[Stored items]
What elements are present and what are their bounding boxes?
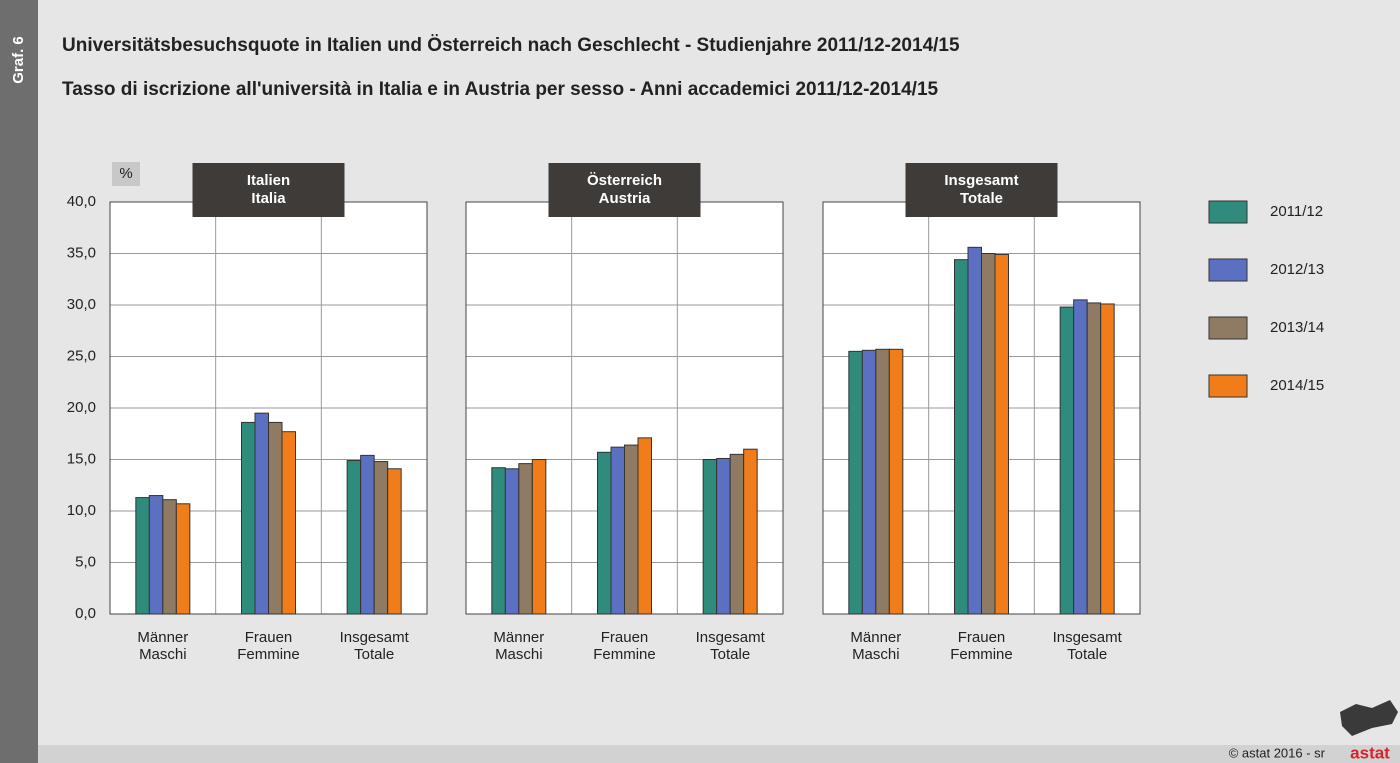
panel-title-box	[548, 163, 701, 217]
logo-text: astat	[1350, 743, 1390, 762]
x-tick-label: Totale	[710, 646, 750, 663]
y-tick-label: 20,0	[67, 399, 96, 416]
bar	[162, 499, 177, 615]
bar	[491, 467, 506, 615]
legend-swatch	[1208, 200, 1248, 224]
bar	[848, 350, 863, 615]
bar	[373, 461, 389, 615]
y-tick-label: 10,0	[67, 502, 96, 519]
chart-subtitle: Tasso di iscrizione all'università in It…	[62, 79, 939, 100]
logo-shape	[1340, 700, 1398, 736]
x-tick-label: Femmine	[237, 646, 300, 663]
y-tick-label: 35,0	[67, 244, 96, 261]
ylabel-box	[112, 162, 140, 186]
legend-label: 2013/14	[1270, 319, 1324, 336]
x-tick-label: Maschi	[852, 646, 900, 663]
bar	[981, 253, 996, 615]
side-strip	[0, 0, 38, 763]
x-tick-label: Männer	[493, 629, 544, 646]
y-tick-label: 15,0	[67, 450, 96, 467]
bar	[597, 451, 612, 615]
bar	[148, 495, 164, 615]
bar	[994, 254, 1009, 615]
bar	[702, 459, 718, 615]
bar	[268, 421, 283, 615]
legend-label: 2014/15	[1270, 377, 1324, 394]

→ To be done:
Please present every line of the items above as a numbered list, leaving out blank lines and the pictures.

→ Output:
1. What elements are present and what are their bounding boxes?
2. panel-title-box	[548, 163, 701, 217]
3. logo-text: astat	[1350, 743, 1390, 762]
4. x-tick-label: Totale	[710, 646, 750, 663]
5. y-tick-label: 20,0	[67, 399, 96, 416]
6. bar	[162, 499, 177, 615]
7. bar	[491, 467, 506, 615]
8. legend-swatch	[1208, 200, 1248, 224]
9. bar	[848, 350, 863, 615]
10. bar	[373, 461, 389, 615]
11. y-tick-label: 10,0	[67, 502, 96, 519]
12. chart-subtitle: Tasso di iscrizione all'università in It…	[62, 79, 939, 100]
13. logo-shape	[1340, 700, 1398, 736]
14. x-tick-label: Femmine	[237, 646, 300, 663]
15. y-tick-label: 35,0	[67, 244, 96, 261]
16. ylabel-box	[112, 162, 140, 186]
17. legend-label: 2013/14	[1270, 319, 1324, 336]
18. x-tick-label: Maschi	[852, 646, 900, 663]
19. bar	[981, 253, 996, 615]
20. side-strip	[0, 0, 38, 763]
21. x-tick-label: Männer	[493, 629, 544, 646]
22. y-tick-label: 15,0	[67, 450, 96, 467]
23. bar	[597, 451, 612, 615]
24. bar	[148, 495, 164, 615]
25. bar	[994, 254, 1009, 615]
26. bar	[702, 459, 718, 615]
27. bar	[268, 421, 283, 615]
28. legend-label: 2014/15	[1270, 377, 1324, 394]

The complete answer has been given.